Exercise task: Look through the records below and collect all lines that hold the string "海南高考真题".

--- START OF Data for this task ---

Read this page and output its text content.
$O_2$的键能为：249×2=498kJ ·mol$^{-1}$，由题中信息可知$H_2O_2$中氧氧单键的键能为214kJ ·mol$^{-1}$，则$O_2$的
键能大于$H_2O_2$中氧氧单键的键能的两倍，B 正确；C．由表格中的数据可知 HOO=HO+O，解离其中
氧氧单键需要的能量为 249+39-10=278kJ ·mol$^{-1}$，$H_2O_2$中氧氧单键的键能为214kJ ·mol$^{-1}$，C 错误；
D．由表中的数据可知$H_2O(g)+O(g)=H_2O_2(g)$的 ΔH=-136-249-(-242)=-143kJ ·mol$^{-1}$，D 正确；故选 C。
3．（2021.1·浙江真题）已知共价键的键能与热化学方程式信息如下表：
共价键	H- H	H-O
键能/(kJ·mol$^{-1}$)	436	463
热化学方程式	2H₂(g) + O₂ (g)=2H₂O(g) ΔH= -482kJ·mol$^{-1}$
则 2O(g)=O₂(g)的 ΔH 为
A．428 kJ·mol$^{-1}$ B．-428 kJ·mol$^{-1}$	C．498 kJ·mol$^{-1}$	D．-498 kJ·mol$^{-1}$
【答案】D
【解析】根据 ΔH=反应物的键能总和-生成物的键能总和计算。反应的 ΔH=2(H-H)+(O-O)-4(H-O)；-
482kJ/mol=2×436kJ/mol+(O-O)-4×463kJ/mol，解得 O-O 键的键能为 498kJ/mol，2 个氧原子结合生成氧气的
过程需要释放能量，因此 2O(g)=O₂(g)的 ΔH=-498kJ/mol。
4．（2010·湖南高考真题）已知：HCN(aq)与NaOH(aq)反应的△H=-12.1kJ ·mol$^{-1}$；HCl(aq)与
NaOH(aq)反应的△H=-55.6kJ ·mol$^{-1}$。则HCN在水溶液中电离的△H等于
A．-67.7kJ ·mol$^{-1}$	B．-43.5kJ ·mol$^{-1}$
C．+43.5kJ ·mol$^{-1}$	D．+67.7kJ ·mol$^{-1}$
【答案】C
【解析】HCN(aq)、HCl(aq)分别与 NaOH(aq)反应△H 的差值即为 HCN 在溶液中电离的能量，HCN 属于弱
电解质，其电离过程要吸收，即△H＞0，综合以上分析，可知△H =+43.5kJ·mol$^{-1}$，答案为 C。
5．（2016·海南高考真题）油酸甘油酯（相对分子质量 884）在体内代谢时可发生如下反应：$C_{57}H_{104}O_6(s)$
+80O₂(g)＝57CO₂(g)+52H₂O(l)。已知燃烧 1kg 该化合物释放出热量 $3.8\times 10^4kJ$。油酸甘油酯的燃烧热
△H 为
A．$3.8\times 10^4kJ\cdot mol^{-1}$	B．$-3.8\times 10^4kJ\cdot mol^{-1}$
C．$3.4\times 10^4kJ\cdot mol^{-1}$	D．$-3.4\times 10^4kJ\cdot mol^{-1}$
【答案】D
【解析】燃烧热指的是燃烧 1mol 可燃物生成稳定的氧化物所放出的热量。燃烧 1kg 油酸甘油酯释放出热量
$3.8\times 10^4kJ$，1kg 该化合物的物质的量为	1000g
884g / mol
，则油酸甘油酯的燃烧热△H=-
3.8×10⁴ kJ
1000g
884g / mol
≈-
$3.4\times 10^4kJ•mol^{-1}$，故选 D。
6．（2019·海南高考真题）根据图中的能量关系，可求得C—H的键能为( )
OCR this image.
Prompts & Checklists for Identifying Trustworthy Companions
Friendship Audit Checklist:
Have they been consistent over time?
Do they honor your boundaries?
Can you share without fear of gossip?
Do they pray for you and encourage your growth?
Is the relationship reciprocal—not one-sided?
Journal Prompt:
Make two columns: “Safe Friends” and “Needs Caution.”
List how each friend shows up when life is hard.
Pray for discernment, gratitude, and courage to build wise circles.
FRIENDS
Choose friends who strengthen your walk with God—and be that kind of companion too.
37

--- END OF Data for this task ---

Solution below:
5．（2016·海南高考真题）油酸甘油酯（相对分子质量 884）在体内代谢时可发生如下反应：$C_{57}H_{104}O_6(s)$
6．（2019·海南高考真题）根据图中的能量关系，可求得C—H的键能为( )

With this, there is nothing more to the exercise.